→ **Problem requirements**:
Can you give all the records again without altering a single character?

(Extracted data entries)
Start

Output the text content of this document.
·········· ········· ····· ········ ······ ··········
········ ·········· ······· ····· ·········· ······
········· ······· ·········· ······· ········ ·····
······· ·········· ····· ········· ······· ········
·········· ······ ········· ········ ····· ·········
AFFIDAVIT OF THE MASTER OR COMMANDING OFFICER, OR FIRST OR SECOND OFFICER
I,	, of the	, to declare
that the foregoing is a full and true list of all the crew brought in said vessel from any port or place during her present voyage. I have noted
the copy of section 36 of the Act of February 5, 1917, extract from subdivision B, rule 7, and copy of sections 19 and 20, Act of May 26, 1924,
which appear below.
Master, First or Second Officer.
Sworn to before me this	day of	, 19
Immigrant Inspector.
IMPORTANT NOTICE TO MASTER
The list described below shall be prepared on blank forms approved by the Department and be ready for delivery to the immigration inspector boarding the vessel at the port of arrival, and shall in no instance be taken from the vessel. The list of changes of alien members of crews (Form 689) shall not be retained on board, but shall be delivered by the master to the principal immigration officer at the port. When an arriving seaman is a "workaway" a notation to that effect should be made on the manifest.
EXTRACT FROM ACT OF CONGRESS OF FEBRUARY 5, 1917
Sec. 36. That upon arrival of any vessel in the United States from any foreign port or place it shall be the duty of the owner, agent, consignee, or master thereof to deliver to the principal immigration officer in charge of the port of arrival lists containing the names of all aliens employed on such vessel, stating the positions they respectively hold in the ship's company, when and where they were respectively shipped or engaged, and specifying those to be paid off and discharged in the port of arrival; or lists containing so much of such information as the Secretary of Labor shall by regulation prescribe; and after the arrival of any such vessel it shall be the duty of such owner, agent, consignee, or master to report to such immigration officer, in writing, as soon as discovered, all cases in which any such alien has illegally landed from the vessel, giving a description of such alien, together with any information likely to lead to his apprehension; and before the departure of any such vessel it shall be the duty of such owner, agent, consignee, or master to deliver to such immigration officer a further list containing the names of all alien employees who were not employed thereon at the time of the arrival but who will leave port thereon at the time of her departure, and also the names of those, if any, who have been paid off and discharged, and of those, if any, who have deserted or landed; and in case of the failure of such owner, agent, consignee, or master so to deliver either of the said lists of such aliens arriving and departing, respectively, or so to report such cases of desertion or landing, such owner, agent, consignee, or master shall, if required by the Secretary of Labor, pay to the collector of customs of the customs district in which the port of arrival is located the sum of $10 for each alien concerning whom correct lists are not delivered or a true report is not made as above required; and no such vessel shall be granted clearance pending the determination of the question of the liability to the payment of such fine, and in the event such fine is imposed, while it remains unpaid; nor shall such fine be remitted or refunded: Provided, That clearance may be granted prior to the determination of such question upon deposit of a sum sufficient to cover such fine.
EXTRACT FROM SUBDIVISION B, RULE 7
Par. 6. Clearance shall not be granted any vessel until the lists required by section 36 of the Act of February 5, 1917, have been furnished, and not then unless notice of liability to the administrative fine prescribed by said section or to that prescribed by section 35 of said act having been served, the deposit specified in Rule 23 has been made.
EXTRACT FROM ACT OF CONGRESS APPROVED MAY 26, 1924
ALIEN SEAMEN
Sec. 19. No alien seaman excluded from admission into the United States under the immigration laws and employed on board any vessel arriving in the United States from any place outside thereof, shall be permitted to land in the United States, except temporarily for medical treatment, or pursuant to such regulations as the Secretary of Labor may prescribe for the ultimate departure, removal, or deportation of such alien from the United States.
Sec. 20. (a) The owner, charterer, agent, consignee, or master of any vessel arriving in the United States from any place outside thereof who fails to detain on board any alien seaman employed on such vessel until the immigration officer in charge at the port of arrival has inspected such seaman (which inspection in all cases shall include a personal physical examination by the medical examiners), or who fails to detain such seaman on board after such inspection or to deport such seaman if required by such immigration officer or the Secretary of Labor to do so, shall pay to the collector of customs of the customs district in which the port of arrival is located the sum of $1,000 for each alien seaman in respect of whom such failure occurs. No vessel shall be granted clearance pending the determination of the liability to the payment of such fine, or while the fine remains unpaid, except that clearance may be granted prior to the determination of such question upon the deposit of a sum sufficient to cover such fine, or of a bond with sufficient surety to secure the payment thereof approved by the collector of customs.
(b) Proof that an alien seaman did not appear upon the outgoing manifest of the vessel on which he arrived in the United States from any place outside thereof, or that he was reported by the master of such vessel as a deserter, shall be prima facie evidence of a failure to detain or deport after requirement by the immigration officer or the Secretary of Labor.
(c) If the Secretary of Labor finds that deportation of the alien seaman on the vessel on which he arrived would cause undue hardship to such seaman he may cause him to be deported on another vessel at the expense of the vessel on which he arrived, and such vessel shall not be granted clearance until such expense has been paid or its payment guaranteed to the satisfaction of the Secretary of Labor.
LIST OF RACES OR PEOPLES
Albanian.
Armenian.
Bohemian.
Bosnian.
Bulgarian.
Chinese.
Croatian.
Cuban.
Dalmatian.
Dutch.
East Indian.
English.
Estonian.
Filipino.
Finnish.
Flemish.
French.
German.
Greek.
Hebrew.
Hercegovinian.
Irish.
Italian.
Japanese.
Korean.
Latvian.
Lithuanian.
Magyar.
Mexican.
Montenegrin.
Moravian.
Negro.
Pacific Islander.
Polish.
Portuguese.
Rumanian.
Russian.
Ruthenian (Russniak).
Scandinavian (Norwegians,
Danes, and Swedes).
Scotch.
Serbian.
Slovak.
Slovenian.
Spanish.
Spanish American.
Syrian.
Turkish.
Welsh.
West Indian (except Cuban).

End

→ **Written response**:
Output the text content of this document.
·········· ········· ····· ········ ······ ··········
········ ·········· ······· ····· ·········· ······
········· ······· ·········· ······· ········ ·····
······· ·········· ····· ········· ······· ········
·········· ······ ········· ········ ····· ·········
AFFIDAVIT OF THE MASTER OR COMMANDING OFFICER, OR FIRST OR SECOND OFFICER
I,	, of the	, to declare
that the foregoing is a full and true list of all the crew brought in said vessel from any port or place during her present voyage. I have noted
the copy of section 36 of the Act of February 5, 1917, extract from subdivision B, rule 7, and copy of sections 19 and 20, Act of May 26, 1924,
which appear below.
Master, First or Second Officer.
Sworn to before me this	day of	, 19
Immigrant Inspector.
IMPORTANT NOTICE TO MASTER
The list described below shall be prepared on blank forms approved by the Department and be ready for delivery to the immigration inspector boarding the vessel at the port of arrival, and shall in no instance be taken from the vessel. The list of changes of alien members of crews (Form 689) shall not be retained on board, but shall be delivered by the master to the principal immigration officer at the port. When an arriving seaman is a "workaway" a notation to that effect should be made on the manifest.
EXTRACT FROM ACT OF CONGRESS OF FEBRUARY 5, 1917
Sec. 36. That upon arrival of any vessel in the United States from any foreign port or place it shall be the duty of the owner, agent, consignee, or master thereof to deliver to the principal immigration officer in charge of the port of arrival lists containing the names of all aliens employed on such vessel, stating the positions they respectively hold in the ship's company, when and where they were respectively shipped or engaged, and specifying those to be paid off and discharged in the port of arrival; or lists containing so much of such information as the Secretary of Labor shall by regulation prescribe; and after the arrival of any such vessel it shall be the duty of such owner, agent, consignee, or master to report to such immigration officer, in writing, as soon as discovered, all cases in which any such alien has illegally landed from the vessel, giving a description of such alien, together with any information likely to lead to his apprehension; and before the departure of any such vessel it shall be the duty of such owner, agent, consignee, or master to deliver to such immigration officer a further list containing the names of all alien employees who were not employed thereon at the time of the arrival but who will leave port thereon at the time of her departure, and also the names of those, if any, who have been paid off and discharged, and of those, if any, who have deserted or landed; and in case of the failure of such owner, agent, consignee, or master so to deliver either of the said lists of such aliens arriving and departing, respectively, or so to report such cases of desertion or landing, such owner, agent, consignee, or master shall, if required by the Secretary of Labor, pay to the collector of customs of the customs district in which the port of arrival is located the sum of $10 for each alien concerning whom correct lists are not delivered or a true report is not made as above required; and no such vessel shall be granted clearance pending the determination of the question of the liability to the payment of such fine, and in the event such fine is imposed, while it remains unpaid; nor shall such fine be remitted or refunded: Provided, That clearance may be granted prior to the determination of such question upon deposit of a sum sufficient to cover such fine.
EXTRACT FROM SUBDIVISION B, RULE 7
Par. 6. Clearance shall not be granted any vessel until the lists required by section 36 of the Act of February 5, 1917, have been furnished, and not then unless notice of liability to the administrative fine prescribed by said section or to that prescribed by section 35 of said act having been served, the deposit specified in Rule 23 has been made.
EXTRACT FROM ACT OF CONGRESS APPROVED MAY 26, 1924
ALIEN SEAMEN
Sec. 19. No alien seaman excluded from admission into the United States under the immigration laws and employed on board any vessel arriving in the United States from any place outside thereof, shall be permitted to land in the United States, except temporarily for medical treatment, or pursuant to such regulations as the Secretary of Labor may prescribe for the ultimate departure, removal, or deportation of such alien from the United States.
Sec. 20. (a) The owner, charterer, agent, consignee, or master of any vessel arriving in the United States from any place outside thereof who fails to detain on board any alien seaman employed on such vessel until the immigration officer in charge at the port of arrival has inspected such seaman (which inspection in all cases shall include a personal physical examination by the medical examiners), or who fails to detain such seaman on board after such inspection or to deport such seaman if required by such immigration officer or the Secretary of Labor to do so, shall pay to the collector of customs of the customs district in which the port of arrival is located the sum of $1,000 for each alien seaman in respect of whom such failure occurs. No vessel shall be granted clearance pending the determination of the liability to the payment of such fine, or while the fine remains unpaid, except that clearance may be granted prior to the determination of such question upon the deposit of a sum sufficient to cover such fine, or of a bond with sufficient surety to secure the payment thereof approved by the collector of customs.
(b) Proof that an alien seaman did not appear upon the outgoing manifest of the vessel on which he arrived in the United States from any place outside thereof, or that he was reported by the master of such vessel as a deserter, shall be prima facie evidence of a failure to detain or deport after requirement by the immigration officer or the Secretary of Labor.
(c) If the Secretary of Labor finds that deportation of the alien seaman on the vessel on which he arrived would cause undue hardship to such seaman he may cause him to be deported on another vessel at the expense of the vessel on which he arrived, and such vessel shall not be granted clearance until such expense has been paid or its payment guaranteed to the satisfaction of the Secretary of Labor.
LIST OF RACES OR PEOPLES
Albanian.
Armenian.
Bohemian.
Bosnian.
Bulgarian.
Chinese.
Croatian.
Cuban.
Dalmatian.
Dutch.
East Indian.
English.
Estonian.
Filipino.
Finnish.
Flemish.
French.
German.
Greek.
Hebrew.
Hercegovinian.
Irish.
Italian.
Japanese.
Korean.
Latvian.
Lithuanian.
Magyar.
Mexican.
Montenegrin.
Moravian.
Negro.
Pacific Islander.
Polish.
Portuguese.
Rumanian.
Russian.
Ruthenian (Russniak).
Scandinavian (Norwegians,
Danes, and Swedes).
Scotch.
Serbian.
Slovak.
Slovenian.
Spanish.
Spanish American.
Syrian.
Turkish.
Welsh.
West Indian (except Cuban).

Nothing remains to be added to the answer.